Rewrite everything from the start of the material down to the line containing "Text: S: S xyxy=(350,212,360,226)", replacing "bbox" with "bounding box" and leaving all else unchanged.

(Boxed element entries)
--*--

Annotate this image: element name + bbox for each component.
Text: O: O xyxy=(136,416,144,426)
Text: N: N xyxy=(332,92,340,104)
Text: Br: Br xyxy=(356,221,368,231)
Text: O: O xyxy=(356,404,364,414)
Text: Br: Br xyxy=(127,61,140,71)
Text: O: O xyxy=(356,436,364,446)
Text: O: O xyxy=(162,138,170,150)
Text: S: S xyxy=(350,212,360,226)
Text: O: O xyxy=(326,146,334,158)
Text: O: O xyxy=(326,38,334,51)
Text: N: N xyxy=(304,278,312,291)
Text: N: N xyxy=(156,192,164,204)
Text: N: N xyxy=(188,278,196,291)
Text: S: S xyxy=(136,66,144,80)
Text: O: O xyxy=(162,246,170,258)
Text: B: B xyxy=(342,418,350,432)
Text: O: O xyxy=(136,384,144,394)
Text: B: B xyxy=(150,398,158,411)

--*--

Finished task:
Annotate this image: element name + bounding box for each component.
Text: O: O xyxy=(136,416,144,426)
Text: N: N xyxy=(332,92,340,104)
Text: Br: Br xyxy=(356,221,368,231)
Text: O: O xyxy=(356,404,364,414)
Text: Br: Br xyxy=(127,61,140,71)
Text: O: O xyxy=(356,436,364,446)
Text: O: O xyxy=(162,138,170,150)
Text: S: S xyxy=(350,212,360,226)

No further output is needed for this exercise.